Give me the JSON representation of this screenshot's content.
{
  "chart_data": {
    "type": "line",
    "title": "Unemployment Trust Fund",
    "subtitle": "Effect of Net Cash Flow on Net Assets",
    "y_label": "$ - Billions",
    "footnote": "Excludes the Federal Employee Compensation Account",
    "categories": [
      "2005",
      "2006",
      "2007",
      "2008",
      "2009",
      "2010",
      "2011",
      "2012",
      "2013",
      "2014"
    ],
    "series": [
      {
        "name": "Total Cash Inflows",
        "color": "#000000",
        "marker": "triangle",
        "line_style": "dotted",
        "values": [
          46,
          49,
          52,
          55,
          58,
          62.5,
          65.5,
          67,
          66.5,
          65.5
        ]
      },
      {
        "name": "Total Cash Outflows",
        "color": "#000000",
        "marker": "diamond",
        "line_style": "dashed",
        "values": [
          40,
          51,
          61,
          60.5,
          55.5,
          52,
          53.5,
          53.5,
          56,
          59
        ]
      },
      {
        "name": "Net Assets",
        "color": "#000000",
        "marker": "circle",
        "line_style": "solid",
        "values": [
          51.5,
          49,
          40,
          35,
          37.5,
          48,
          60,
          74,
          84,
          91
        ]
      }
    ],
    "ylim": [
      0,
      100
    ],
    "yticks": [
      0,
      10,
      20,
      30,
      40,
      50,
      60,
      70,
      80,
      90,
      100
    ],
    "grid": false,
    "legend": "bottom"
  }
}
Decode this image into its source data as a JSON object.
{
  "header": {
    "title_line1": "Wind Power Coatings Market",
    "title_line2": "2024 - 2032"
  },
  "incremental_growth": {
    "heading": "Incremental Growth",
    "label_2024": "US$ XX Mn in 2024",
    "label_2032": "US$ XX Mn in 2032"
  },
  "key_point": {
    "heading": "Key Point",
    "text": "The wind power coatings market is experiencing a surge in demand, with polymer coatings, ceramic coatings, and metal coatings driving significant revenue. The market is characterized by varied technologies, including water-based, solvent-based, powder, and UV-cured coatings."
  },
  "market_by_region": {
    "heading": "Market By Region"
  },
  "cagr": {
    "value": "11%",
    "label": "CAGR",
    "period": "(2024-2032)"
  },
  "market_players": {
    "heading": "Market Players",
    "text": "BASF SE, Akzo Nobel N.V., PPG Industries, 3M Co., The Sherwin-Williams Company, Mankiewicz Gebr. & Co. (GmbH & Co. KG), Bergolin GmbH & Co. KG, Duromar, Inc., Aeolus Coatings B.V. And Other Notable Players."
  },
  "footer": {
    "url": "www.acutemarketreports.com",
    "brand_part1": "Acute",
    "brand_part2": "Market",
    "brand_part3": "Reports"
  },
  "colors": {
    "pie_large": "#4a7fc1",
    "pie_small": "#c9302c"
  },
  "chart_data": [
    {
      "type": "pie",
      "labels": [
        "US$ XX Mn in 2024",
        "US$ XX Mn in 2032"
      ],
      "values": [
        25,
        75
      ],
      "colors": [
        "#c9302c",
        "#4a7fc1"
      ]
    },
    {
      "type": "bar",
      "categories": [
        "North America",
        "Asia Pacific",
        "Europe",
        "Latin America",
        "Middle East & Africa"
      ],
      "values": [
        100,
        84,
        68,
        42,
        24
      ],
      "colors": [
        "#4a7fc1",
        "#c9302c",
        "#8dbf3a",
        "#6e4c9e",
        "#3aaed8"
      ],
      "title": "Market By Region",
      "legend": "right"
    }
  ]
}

------

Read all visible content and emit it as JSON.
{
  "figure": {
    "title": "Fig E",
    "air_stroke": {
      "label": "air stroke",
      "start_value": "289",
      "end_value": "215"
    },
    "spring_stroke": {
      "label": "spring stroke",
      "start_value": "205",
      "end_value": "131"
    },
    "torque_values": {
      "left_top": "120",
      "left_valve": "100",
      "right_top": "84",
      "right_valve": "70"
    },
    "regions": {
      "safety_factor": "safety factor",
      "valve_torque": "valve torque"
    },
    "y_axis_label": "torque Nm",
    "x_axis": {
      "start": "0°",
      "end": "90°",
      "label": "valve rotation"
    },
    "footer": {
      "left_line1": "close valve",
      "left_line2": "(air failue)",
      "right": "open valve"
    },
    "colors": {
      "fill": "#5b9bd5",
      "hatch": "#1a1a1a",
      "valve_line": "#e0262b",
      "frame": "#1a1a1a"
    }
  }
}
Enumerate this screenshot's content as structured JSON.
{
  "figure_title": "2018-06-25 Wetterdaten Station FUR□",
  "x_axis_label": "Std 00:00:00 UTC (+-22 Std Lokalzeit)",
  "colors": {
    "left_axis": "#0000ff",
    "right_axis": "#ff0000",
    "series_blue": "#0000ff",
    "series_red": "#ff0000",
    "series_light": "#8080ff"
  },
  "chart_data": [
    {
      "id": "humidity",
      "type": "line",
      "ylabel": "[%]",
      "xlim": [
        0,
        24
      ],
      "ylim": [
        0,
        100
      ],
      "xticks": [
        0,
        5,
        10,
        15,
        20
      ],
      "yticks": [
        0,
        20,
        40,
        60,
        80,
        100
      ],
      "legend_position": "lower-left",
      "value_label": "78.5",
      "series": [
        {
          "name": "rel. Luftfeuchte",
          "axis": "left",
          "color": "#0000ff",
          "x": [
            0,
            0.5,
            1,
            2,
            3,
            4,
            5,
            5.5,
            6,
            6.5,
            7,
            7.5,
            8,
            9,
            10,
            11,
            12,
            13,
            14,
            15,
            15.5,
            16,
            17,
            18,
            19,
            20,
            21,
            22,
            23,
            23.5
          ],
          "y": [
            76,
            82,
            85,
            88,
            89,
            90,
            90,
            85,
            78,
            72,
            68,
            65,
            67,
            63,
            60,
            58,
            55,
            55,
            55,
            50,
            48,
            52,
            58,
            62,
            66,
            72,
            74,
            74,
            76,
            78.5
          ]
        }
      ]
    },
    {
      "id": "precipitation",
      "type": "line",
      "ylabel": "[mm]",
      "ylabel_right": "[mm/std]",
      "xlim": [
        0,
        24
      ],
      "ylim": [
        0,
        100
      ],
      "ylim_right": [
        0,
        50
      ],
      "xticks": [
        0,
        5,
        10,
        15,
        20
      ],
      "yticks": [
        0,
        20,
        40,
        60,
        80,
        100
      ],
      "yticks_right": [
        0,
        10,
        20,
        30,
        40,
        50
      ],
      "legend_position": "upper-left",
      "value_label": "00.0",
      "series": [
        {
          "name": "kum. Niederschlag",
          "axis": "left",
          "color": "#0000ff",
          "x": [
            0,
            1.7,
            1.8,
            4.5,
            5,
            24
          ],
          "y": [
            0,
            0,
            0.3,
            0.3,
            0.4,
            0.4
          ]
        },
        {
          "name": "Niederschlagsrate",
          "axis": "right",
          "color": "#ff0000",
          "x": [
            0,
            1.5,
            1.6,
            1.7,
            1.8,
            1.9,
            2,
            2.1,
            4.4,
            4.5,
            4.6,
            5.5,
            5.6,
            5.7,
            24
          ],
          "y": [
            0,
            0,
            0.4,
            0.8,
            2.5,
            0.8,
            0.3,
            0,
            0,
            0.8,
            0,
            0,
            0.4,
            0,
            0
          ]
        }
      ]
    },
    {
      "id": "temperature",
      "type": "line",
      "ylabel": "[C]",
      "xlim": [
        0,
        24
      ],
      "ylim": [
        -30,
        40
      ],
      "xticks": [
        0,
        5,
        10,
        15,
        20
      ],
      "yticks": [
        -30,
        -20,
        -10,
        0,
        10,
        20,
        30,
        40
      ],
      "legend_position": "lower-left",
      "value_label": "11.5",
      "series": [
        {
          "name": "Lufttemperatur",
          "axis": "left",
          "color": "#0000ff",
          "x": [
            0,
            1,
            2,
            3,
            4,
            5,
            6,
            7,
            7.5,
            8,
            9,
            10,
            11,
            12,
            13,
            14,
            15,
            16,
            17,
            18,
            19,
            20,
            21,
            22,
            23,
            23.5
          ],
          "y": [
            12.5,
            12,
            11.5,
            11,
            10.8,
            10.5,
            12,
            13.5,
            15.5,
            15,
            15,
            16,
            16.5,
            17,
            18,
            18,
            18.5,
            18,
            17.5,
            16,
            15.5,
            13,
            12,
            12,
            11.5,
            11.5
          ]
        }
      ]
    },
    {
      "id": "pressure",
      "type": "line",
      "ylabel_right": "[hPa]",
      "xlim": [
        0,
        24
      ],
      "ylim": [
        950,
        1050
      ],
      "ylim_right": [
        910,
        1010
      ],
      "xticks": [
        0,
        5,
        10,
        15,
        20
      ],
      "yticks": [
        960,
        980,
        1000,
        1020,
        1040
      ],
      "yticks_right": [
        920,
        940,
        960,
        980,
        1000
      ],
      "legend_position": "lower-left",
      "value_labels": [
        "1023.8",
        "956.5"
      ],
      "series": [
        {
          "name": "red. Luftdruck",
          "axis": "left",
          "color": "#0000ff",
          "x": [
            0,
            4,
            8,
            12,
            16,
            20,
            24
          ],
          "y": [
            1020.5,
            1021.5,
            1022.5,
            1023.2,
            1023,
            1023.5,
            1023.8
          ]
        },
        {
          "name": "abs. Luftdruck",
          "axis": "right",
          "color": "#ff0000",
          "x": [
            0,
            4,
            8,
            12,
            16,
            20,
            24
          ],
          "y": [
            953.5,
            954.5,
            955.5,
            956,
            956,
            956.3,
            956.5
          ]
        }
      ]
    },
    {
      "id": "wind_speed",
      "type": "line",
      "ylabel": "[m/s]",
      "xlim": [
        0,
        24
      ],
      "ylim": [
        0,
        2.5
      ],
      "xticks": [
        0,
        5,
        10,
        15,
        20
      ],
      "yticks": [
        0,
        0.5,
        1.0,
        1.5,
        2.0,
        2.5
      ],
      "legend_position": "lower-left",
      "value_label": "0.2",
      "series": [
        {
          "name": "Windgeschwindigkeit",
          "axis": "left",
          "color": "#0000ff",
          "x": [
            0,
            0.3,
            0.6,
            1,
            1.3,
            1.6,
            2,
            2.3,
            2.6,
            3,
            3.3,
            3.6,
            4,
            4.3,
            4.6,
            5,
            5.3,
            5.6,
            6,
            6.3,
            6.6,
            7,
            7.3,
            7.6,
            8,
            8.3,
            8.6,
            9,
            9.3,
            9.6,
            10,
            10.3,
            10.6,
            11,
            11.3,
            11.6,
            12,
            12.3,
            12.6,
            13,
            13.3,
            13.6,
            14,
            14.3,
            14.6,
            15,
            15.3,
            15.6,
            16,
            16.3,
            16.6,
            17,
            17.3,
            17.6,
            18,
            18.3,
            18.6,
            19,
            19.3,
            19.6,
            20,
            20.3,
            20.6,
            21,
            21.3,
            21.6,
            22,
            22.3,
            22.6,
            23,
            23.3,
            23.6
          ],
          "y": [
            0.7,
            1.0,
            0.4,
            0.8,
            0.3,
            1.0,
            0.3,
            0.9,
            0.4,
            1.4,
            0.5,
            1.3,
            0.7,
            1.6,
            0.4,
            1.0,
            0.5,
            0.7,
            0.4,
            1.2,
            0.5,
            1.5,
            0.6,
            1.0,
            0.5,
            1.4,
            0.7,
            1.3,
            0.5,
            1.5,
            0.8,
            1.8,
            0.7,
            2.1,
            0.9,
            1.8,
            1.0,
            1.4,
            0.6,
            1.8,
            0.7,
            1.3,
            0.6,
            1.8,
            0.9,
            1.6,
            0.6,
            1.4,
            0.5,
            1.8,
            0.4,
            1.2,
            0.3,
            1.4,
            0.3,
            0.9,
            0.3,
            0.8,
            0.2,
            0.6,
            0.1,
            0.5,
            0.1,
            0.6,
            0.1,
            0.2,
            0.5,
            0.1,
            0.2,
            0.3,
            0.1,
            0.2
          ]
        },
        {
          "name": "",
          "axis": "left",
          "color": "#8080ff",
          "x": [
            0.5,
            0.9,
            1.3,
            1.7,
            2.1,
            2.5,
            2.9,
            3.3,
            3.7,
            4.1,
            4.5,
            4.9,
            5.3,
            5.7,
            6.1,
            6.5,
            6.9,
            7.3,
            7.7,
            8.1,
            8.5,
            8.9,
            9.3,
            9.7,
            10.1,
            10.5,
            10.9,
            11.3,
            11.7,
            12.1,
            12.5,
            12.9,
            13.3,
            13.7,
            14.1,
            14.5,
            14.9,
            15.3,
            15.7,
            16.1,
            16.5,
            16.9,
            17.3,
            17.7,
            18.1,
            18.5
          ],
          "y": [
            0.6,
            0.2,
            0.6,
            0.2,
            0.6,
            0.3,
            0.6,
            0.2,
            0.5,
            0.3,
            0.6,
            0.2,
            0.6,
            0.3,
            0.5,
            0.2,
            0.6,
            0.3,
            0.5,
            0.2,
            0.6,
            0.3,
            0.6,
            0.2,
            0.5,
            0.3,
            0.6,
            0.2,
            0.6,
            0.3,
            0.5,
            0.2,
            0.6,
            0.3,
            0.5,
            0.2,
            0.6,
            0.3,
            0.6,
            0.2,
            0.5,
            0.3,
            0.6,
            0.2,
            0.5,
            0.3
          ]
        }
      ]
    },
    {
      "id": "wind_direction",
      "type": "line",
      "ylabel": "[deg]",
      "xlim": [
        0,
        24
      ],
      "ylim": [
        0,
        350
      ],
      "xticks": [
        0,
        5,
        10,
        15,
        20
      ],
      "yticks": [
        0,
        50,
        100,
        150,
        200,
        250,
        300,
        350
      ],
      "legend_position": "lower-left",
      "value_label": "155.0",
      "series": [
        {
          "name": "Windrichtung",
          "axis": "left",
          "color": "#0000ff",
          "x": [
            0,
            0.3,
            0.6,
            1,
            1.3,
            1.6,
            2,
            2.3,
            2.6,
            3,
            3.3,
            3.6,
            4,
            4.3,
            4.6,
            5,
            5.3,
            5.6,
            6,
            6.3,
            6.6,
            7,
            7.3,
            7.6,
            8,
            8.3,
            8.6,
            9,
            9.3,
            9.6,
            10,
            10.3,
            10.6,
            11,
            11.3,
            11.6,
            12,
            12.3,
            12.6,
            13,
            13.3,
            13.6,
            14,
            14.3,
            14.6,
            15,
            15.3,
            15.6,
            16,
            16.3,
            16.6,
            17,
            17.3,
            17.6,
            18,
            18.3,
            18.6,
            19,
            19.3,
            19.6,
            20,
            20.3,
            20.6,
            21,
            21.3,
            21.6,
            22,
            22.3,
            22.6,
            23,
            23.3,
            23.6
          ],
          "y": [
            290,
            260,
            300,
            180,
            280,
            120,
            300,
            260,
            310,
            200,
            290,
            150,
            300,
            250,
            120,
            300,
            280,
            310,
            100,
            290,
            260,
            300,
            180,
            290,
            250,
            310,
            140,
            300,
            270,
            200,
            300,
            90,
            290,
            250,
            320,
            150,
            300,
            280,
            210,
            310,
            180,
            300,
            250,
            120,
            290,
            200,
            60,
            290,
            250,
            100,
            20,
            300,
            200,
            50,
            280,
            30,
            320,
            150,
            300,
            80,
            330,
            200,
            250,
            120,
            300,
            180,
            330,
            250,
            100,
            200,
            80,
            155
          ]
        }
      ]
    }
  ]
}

------

» **Description of the task**
From the entries above, select each line containing the string "name".

» **Result of the exercise**
        "name": "Total Cash Inflows",
        "name": "Total Cash Outflows",
        "name": "Net Assets",
          "name": "rel. Luftfeuchte",
          "name": "kum. Niederschlag",
          "name": "Niederschlagsrate",
          "name": "Lufttemperatur",
          "name": "red. Luftdruck",
          "name": "abs. Luftdruck",
          "name": "Windgeschwindigkeit",
          "name": "",
          "name": "Windrichtung",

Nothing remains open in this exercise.